▶ **TASK BRIEF**
Reproduce every line of the listing with "IMPACT STRENGTH" changed to "TENSILE STRENGTH" and everything else unchanged, leaving out the pictures.

▶ **RECORDS TO PROCESS**
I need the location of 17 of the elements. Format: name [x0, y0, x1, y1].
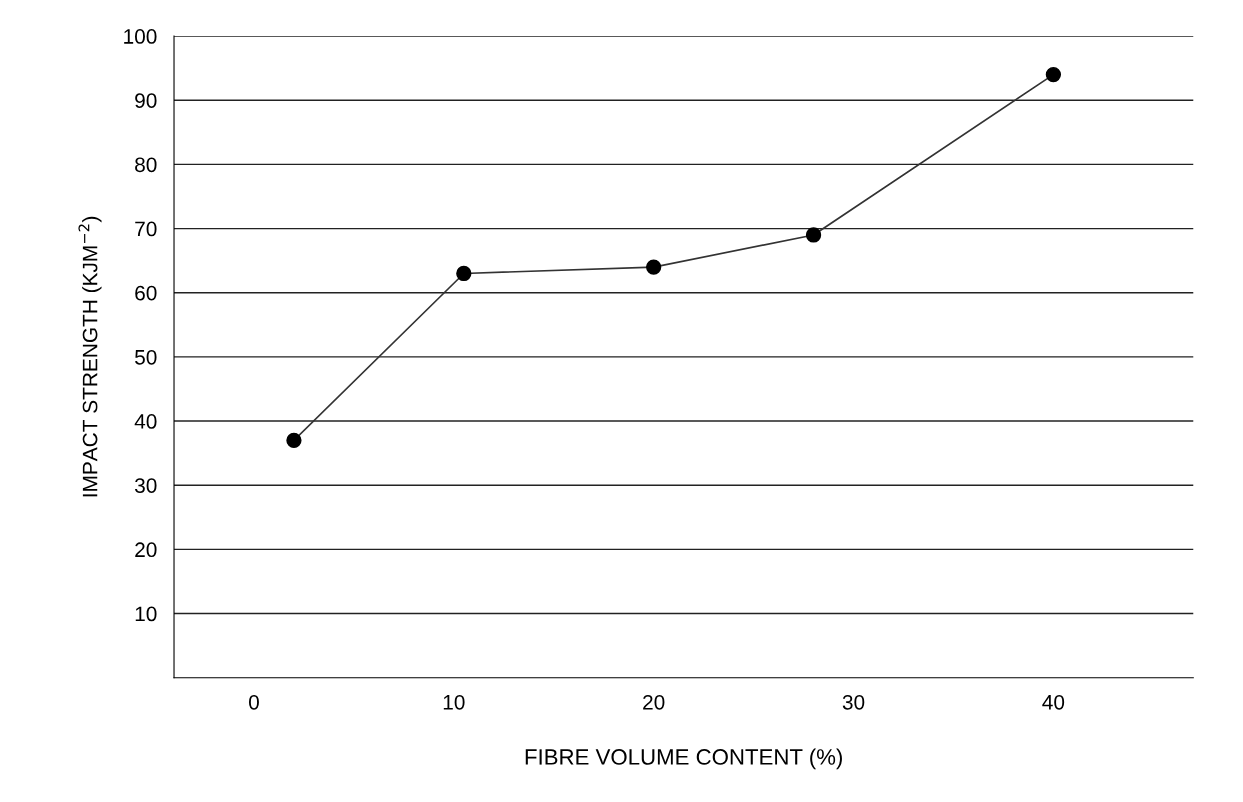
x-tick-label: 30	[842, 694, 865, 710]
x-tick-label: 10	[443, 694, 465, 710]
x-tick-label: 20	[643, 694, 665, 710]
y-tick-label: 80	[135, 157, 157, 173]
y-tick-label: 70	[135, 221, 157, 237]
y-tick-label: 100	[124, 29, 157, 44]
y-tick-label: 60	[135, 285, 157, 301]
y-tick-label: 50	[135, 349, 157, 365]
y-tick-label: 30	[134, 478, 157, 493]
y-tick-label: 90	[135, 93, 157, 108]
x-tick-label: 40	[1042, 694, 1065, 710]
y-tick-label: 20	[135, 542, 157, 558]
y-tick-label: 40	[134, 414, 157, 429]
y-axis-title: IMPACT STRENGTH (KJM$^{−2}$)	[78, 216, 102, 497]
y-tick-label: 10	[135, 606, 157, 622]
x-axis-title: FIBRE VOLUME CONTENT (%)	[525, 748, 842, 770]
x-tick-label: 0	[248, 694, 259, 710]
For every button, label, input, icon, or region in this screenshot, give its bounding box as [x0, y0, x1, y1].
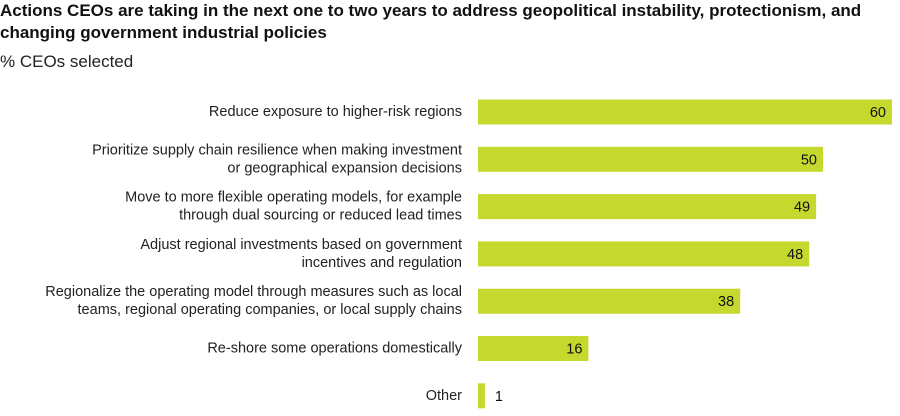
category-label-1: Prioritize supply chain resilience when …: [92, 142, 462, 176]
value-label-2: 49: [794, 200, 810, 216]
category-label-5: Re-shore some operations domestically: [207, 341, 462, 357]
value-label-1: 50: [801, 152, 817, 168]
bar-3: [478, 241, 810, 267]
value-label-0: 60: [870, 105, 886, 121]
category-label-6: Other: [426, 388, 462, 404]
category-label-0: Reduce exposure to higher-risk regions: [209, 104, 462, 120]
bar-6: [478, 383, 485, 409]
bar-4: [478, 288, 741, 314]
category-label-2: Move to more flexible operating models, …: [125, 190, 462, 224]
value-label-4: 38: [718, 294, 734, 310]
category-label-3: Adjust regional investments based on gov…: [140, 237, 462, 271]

▶ **THE COMPLETED TASK**
I need the location of 17 of the elements. Format: name [x0, y0, x1, y1].
x-tick-label: 30	[842, 694, 865, 710]
x-tick-label: 10	[443, 694, 465, 710]
x-tick-label: 20	[643, 694, 665, 710]
y-tick-label: 80	[135, 157, 157, 173]
y-tick-label: 70	[135, 221, 157, 237]
y-tick-label: 100	[124, 29, 157, 44]
y-tick-label: 60	[135, 285, 157, 301]
y-tick-label: 50	[135, 349, 157, 365]
y-tick-label: 30	[134, 478, 157, 493]
y-tick-label: 90	[135, 93, 157, 108]
x-tick-label: 40	[1042, 694, 1065, 710]
y-tick-label: 20	[135, 542, 157, 558]
y-tick-label: 40	[134, 414, 157, 429]
y-axis-title: TENSILE STRENGTH (KJM$^{−2}$)	[78, 216, 102, 497]
y-tick-label: 10	[135, 606, 157, 622]
x-axis-title: FIBRE VOLUME CONTENT (%)	[525, 748, 842, 770]
x-tick-label: 0	[248, 694, 259, 710]
For every button, label, input, icon, or region in this screenshot, give its bounding box as [x0, y0, x1, y1].
category-label-1: Prioritize supply chain resilience when …: [92, 142, 462, 176]
value-label-2: 49: [794, 200, 810, 216]
category-label-5: Re-shore some operations domestically: [207, 341, 462, 357]
value-label-1: 50: [801, 152, 817, 168]
bar-3: [478, 241, 810, 267]
value-label-0: 60: [870, 105, 886, 121]
category-label-6: Other: [426, 388, 462, 404]
category-label-0: Reduce exposure to higher-risk regions: [209, 104, 462, 120]
bar-6: [478, 383, 485, 409]
bar-4: [478, 288, 741, 314]
category-label-2: Move to more flexible operating models, …: [125, 190, 462, 224]
value-label-4: 38: [718, 294, 734, 310]
category-label-3: Adjust regional investments based on gov…: [140, 237, 462, 271]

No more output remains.